-- BEGIN Material for this task --

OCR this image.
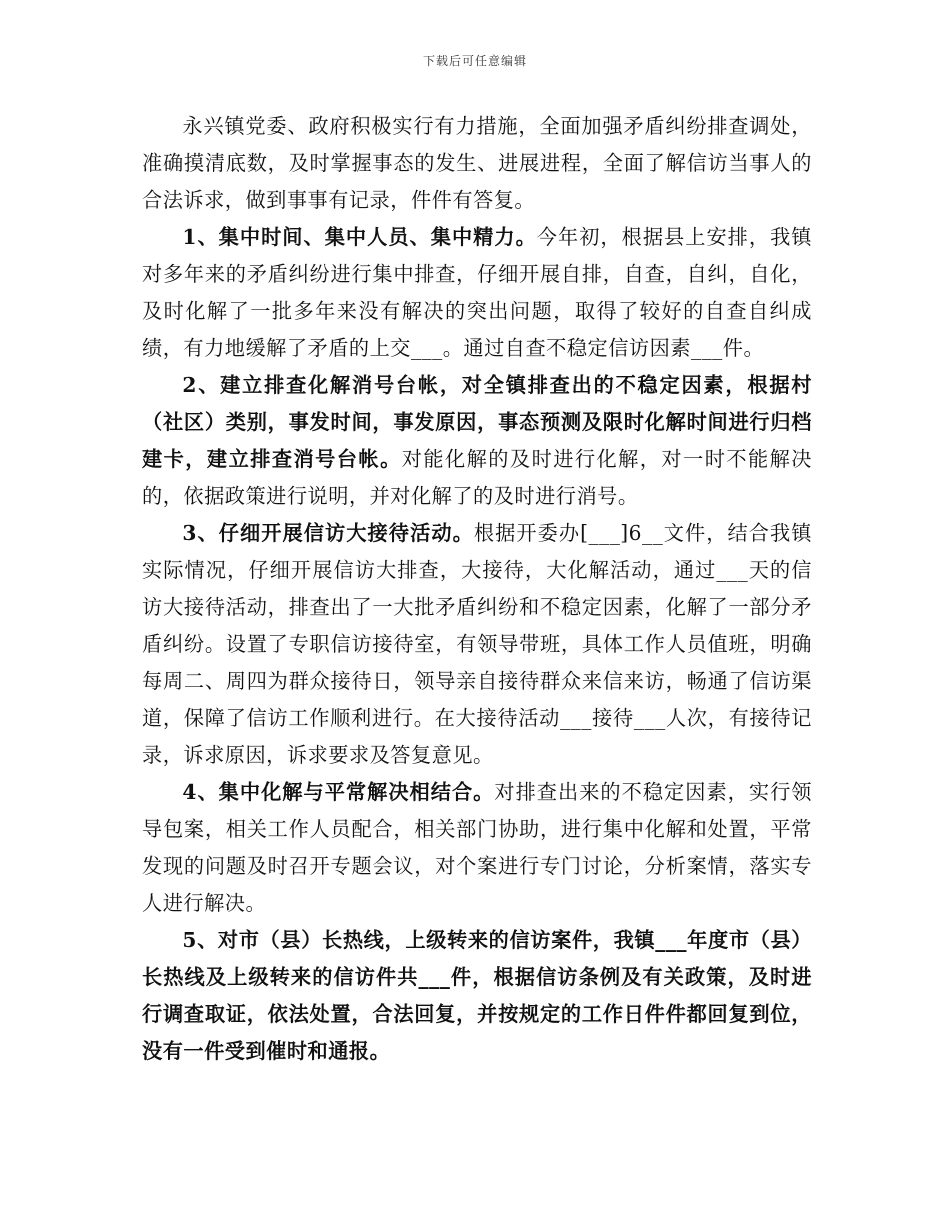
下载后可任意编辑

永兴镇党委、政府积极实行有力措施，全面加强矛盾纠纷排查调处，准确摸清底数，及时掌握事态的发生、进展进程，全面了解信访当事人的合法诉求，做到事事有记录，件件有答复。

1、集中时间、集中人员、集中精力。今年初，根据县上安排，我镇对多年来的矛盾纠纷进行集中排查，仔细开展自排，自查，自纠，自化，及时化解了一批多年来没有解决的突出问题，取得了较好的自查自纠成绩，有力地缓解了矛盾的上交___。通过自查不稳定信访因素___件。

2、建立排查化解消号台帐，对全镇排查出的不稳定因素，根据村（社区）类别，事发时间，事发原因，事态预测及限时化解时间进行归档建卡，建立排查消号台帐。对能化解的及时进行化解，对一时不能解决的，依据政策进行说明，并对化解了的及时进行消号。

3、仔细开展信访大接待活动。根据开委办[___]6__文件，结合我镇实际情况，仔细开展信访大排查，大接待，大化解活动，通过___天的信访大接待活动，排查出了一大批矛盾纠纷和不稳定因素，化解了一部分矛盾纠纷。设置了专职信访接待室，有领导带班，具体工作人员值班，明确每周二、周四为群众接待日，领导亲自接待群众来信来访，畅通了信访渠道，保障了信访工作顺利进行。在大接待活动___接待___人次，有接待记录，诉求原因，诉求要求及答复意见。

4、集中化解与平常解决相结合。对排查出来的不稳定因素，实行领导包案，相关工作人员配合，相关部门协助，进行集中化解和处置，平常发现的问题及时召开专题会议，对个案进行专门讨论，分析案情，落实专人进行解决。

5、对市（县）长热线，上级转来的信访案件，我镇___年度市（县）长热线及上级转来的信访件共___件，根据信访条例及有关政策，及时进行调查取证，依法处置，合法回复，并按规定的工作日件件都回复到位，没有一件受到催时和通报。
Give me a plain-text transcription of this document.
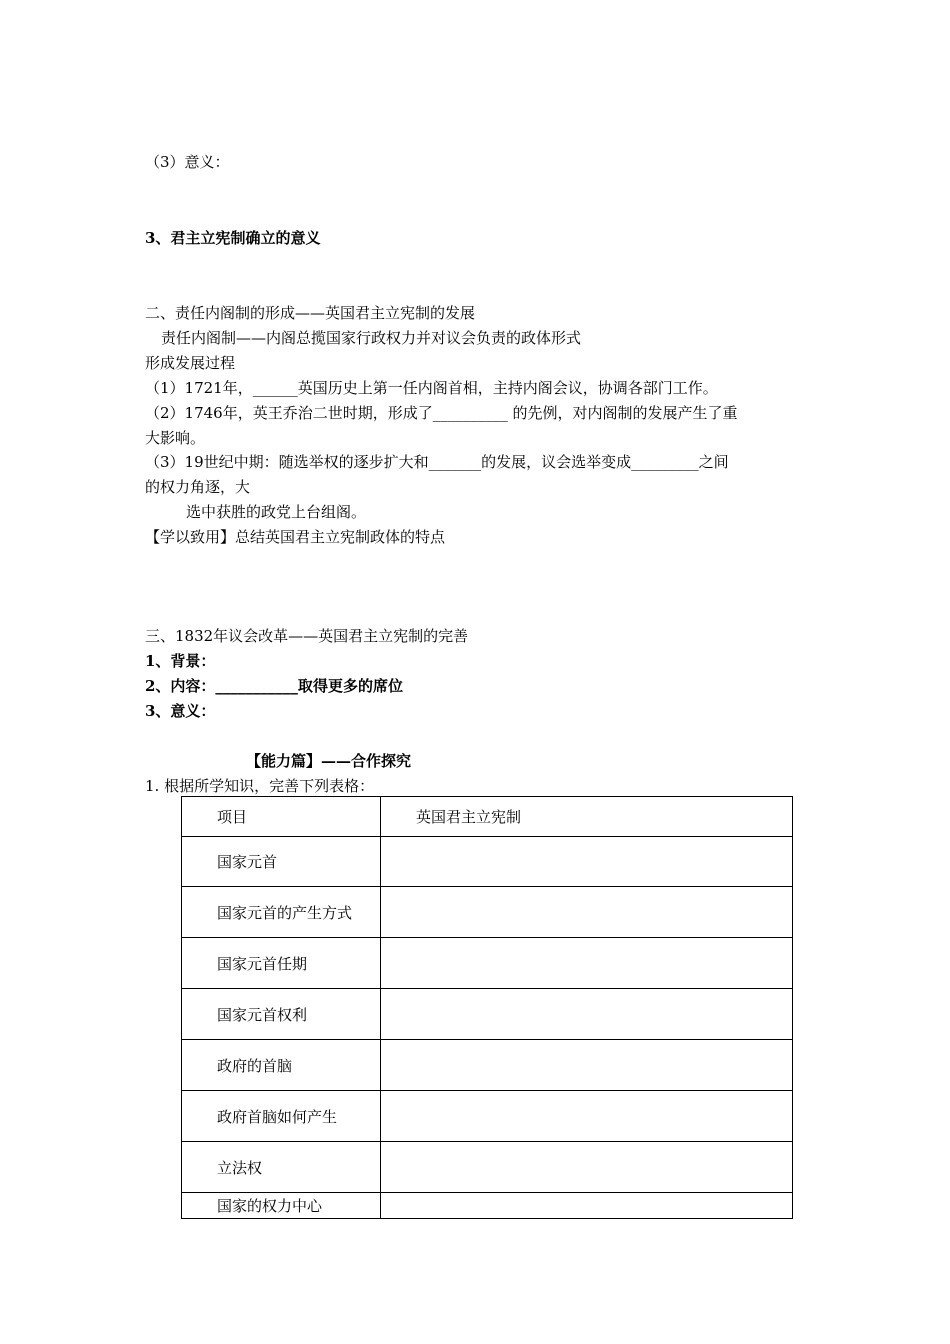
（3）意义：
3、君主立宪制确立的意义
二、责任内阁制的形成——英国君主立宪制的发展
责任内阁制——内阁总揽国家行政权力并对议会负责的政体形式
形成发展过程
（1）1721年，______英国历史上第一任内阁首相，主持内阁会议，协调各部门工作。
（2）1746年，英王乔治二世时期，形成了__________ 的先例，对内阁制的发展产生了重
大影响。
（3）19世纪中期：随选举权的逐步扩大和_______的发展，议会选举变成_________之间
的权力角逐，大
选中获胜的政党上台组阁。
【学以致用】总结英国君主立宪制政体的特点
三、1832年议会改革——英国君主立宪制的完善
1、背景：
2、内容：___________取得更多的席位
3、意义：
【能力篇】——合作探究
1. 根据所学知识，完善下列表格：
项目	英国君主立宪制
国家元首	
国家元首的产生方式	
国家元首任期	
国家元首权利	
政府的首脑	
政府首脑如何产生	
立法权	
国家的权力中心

-- END Material for this task --

Exactly reproduce each record, leaving out any pictures.

Output of the task:
OCR this image.
下载后可任意编辑

永兴镇党委、政府积极实行有力措施，全面加强矛盾纠纷排查调处，准确摸清底数，及时掌握事态的发生、进展进程，全面了解信访当事人的合法诉求，做到事事有记录，件件有答复。

1、集中时间、集中人员、集中精力。今年初，根据县上安排，我镇对多年来的矛盾纠纷进行集中排查，仔细开展自排，自查，自纠，自化，及时化解了一批多年来没有解决的突出问题，取得了较好的自查自纠成绩，有力地缓解了矛盾的上交___。通过自查不稳定信访因素___件。

2、建立排查化解消号台帐，对全镇排查出的不稳定因素，根据村（社区）类别，事发时间，事发原因，事态预测及限时化解时间进行归档建卡，建立排查消号台帐。对能化解的及时进行化解，对一时不能解决的，依据政策进行说明，并对化解了的及时进行消号。

3、仔细开展信访大接待活动。根据开委办[___]6__文件，结合我镇实际情况，仔细开展信访大排查，大接待，大化解活动，通过___天的信访大接待活动，排查出了一大批矛盾纠纷和不稳定因素，化解了一部分矛盾纠纷。设置了专职信访接待室，有领导带班，具体工作人员值班，明确每周二、周四为群众接待日，领导亲自接待群众来信来访，畅通了信访渠道，保障了信访工作顺利进行。在大接待活动___接待___人次，有接待记录，诉求原因，诉求要求及答复意见。

4、集中化解与平常解决相结合。对排查出来的不稳定因素，实行领导包案，相关工作人员配合，相关部门协助，进行集中化解和处置，平常发现的问题及时召开专题会议，对个案进行专门讨论，分析案情，落实专人进行解决。

5、对市（县）长热线，上级转来的信访案件，我镇___年度市（县）长热线及上级转来的信访件共___件，根据信访条例及有关政策，及时进行调查取证，依法处置，合法回复，并按规定的工作日件件都回复到位，没有一件受到催时和通报。
Give me a plain-text transcription of this document.
（3）意义：
3、君主立宪制确立的意义
二、责任内阁制的形成——英国君主立宪制的发展
责任内阁制——内阁总揽国家行政权力并对议会负责的政体形式
形成发展过程
（1）1721年，______英国历史上第一任内阁首相，主持内阁会议，协调各部门工作。
（2）1746年，英王乔治二世时期，形成了__________ 的先例，对内阁制的发展产生了重
大影响。
（3）19世纪中期：随选举权的逐步扩大和_______的发展，议会选举变成_________之间
的权力角逐，大
选中获胜的政党上台组阁。
【学以致用】总结英国君主立宪制政体的特点
三、1832年议会改革——英国君主立宪制的完善
1、背景：
2、内容：___________取得更多的席位
3、意义：
【能力篇】——合作探究
1. 根据所学知识，完善下列表格：
项目	英国君主立宪制
国家元首	
国家元首的产生方式	
国家元首任期	
国家元首权利	
政府的首脑	
政府首脑如何产生	
立法权	
国家的权力中心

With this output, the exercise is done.